= RECORDS PROVIDED =
☆ ☆ ☆ ☆ ☆
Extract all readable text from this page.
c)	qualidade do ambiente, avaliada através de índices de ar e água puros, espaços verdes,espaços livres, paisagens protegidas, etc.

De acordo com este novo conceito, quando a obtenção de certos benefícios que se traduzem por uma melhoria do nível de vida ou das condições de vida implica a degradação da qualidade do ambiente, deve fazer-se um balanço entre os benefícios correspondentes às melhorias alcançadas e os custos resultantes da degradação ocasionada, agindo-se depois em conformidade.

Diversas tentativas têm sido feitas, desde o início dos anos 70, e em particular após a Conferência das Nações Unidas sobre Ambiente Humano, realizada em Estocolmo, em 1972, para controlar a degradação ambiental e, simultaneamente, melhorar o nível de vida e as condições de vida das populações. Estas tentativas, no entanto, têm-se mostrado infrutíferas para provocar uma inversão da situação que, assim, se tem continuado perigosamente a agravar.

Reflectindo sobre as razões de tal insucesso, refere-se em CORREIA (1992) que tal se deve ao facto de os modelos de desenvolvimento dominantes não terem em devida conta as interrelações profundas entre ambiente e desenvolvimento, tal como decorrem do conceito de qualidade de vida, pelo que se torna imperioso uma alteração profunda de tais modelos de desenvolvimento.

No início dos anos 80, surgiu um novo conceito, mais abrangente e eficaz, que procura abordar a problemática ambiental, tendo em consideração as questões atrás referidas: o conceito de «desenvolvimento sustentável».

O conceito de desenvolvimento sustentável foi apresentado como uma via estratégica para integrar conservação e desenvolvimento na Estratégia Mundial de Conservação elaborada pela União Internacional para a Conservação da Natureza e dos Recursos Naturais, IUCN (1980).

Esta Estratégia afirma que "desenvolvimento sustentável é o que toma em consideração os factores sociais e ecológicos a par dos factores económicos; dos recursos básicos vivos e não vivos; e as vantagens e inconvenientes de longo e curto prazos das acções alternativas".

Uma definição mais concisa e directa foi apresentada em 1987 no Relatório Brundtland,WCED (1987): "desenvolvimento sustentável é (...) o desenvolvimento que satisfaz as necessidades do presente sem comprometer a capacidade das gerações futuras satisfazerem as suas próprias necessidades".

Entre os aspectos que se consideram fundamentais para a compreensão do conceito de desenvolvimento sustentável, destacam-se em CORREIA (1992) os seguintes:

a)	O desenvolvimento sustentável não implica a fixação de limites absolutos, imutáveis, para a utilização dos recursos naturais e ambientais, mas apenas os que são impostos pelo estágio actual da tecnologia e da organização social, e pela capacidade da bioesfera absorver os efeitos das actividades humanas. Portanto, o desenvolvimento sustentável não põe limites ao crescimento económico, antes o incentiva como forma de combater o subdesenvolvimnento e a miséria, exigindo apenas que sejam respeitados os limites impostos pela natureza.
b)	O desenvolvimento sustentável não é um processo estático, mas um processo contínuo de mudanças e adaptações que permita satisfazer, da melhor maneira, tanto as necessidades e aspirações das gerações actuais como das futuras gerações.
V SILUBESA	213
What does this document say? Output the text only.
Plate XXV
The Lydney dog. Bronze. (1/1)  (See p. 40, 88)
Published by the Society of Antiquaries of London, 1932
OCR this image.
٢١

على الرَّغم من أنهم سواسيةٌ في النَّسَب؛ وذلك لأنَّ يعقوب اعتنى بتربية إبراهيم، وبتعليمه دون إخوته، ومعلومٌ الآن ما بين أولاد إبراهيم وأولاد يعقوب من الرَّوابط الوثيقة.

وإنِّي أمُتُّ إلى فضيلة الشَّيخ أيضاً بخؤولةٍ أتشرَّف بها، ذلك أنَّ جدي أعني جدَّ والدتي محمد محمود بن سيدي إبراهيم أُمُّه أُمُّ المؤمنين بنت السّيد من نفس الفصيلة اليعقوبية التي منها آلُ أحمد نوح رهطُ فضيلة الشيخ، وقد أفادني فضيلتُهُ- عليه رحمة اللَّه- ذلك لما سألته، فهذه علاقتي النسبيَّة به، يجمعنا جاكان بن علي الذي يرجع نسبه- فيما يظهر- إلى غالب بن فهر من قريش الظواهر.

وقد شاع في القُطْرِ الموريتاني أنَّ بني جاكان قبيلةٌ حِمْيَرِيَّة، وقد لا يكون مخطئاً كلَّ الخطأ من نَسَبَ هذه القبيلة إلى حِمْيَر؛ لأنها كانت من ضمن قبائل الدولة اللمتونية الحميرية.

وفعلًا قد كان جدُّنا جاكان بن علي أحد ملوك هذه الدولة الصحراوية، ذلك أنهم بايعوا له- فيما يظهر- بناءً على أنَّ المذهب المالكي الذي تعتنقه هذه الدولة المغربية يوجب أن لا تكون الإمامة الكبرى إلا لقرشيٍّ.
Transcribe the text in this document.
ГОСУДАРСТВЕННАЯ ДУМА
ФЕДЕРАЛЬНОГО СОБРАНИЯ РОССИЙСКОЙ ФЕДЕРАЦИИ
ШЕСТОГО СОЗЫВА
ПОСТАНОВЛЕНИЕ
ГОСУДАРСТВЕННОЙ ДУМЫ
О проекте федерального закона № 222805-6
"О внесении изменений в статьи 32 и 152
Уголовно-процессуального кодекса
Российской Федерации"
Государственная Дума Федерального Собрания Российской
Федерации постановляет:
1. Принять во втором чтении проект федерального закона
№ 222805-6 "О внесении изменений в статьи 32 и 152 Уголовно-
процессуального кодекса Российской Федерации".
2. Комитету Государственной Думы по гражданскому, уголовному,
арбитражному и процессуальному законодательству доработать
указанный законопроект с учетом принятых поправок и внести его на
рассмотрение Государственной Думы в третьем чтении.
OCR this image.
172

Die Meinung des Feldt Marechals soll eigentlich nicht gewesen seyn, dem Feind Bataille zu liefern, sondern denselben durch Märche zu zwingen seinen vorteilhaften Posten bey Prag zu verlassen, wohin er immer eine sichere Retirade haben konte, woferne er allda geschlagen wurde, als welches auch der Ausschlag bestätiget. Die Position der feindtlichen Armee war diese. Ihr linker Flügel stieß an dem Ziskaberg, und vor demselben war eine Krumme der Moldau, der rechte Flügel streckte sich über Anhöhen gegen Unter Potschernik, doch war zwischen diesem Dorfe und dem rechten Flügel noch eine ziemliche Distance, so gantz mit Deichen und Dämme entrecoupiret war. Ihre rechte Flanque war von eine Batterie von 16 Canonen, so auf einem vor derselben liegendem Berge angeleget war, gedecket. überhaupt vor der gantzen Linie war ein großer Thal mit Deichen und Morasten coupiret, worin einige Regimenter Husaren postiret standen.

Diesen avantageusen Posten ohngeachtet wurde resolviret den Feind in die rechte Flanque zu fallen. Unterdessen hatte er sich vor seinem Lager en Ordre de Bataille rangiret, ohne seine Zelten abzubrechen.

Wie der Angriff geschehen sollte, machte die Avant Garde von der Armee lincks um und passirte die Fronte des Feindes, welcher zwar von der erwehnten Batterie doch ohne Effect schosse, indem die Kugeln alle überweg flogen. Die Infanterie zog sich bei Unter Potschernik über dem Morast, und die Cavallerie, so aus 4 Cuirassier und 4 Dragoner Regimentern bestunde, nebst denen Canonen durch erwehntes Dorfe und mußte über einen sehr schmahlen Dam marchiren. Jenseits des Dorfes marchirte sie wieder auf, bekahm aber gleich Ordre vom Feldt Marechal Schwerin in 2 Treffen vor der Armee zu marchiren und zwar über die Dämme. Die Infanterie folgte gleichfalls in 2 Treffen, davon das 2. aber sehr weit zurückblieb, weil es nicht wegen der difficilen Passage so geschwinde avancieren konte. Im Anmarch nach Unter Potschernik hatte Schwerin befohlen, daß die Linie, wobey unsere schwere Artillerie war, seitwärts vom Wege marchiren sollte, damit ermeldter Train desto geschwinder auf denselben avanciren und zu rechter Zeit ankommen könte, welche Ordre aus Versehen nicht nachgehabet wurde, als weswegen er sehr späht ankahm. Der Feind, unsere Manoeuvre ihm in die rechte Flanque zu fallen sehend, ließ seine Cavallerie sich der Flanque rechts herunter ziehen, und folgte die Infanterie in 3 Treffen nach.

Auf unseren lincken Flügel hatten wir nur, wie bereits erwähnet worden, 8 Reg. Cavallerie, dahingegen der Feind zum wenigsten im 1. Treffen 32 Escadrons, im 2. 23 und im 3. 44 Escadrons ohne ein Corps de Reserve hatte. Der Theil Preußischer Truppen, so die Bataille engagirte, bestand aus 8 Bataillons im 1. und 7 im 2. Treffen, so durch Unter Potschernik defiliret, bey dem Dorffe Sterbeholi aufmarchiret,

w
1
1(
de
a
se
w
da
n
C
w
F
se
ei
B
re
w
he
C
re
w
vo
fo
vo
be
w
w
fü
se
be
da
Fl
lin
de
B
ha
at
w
☆ ☆ ☆ ☆ ☆
= GOAL OF THE EXERCISE =
Gather from the data above every line with the string "pela".

= RESPONSE TO THE TASK =
O conceito de desenvolvimento sustentável foi apresentado como uma via estratégica para integrar conservação e desenvolvimento na Estratégia Mundial de Conservação elaborada pela União Internacional para a Conservação da Natureza e dos Recursos Naturais, IUCN (1980).
a)	O desenvolvimento sustentável não implica a fixação de limites absolutos, imutáveis, para a utilização dos recursos naturais e ambientais, mas apenas os que são impostos pelo estágio actual da tecnologia e da organização social, e pela capacidade da bioesfera absorver os efeitos das actividades humanas. Portanto, o desenvolvimento sustentável não põe limites ao crescimento económico, antes o incentiva como forma de combater o subdesenvolvimnento e a miséria, exigindo apenas que sejam respeitados os limites impostos pela natureza.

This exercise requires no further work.